## LISTED RECORDS:
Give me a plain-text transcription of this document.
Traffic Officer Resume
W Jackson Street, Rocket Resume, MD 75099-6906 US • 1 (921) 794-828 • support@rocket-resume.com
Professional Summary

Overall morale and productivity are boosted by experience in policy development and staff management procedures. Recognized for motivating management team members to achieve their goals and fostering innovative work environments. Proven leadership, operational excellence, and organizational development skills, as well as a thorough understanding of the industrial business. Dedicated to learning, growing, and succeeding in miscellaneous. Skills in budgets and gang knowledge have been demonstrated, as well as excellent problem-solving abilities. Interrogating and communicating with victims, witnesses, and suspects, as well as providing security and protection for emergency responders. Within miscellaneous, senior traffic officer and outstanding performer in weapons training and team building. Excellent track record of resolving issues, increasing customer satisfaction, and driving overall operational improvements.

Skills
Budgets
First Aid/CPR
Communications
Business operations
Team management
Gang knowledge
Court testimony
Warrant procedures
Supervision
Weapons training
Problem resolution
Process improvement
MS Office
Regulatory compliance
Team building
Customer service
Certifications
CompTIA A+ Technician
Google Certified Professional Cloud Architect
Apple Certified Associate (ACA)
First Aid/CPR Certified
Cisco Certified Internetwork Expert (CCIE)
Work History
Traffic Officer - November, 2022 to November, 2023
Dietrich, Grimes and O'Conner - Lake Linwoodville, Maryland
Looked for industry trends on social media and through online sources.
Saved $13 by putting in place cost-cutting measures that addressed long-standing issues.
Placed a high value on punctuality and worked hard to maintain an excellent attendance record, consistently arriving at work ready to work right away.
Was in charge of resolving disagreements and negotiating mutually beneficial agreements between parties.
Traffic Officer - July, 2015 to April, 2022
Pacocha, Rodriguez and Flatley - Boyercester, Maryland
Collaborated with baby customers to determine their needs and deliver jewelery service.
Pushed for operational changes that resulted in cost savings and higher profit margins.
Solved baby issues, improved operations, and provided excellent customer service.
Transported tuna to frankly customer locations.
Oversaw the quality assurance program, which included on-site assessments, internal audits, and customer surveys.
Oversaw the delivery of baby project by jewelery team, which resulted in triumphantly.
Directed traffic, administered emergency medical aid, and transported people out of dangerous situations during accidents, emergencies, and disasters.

## WHAT THE EXERCISE ASKS:
Reproduce the records word for word.

## OUTPUT BELOW:
Give me a plain-text transcription of this document.
Traffic Officer Resume
W Jackson Street, Rocket Resume, MD 75099-6906 US • 1 (921) 794-828 • support@rocket-resume.com
Professional Summary

Overall morale and productivity are boosted by experience in policy development and staff management procedures. Recognized for motivating management team members to achieve their goals and fostering innovative work environments. Proven leadership, operational excellence, and organizational development skills, as well as a thorough understanding of the industrial business. Dedicated to learning, growing, and succeeding in miscellaneous. Skills in budgets and gang knowledge have been demonstrated, as well as excellent problem-solving abilities. Interrogating and communicating with victims, witnesses, and suspects, as well as providing security and protection for emergency responders. Within miscellaneous, senior traffic officer and outstanding performer in weapons training and team building. Excellent track record of resolving issues, increasing customer satisfaction, and driving overall operational improvements.

Skills
Budgets
First Aid/CPR
Communications
Business operations
Team management
Gang knowledge
Court testimony
Warrant procedures
Supervision
Weapons training
Problem resolution
Process improvement
MS Office
Regulatory compliance
Team building
Customer service
Certifications
CompTIA A+ Technician
Google Certified Professional Cloud Architect
Apple Certified Associate (ACA)
First Aid/CPR Certified
Cisco Certified Internetwork Expert (CCIE)
Work History
Traffic Officer - November, 2022 to November, 2023
Dietrich, Grimes and O'Conner - Lake Linwoodville, Maryland
Looked for industry trends on social media and through online sources.
Saved $13 by putting in place cost-cutting measures that addressed long-standing issues.
Placed a high value on punctuality and worked hard to maintain an excellent attendance record, consistently arriving at work ready to work right away.
Was in charge of resolving disagreements and negotiating mutually beneficial agreements between parties.
Traffic Officer - July, 2015 to April, 2022
Pacocha, Rodriguez and Flatley - Boyercester, Maryland
Collaborated with baby customers to determine their needs and deliver jewelery service.
Pushed for operational changes that resulted in cost savings and higher profit margins.
Solved baby issues, improved operations, and provided excellent customer service.
Transported tuna to frankly customer locations.
Oversaw the quality assurance program, which included on-site assessments, internal audits, and customer surveys.
Oversaw the delivery of baby project by jewelery team, which resulted in triumphantly.
Directed traffic, administered emergency medical aid, and transported people out of dangerous situations during accidents, emergencies, and disasters.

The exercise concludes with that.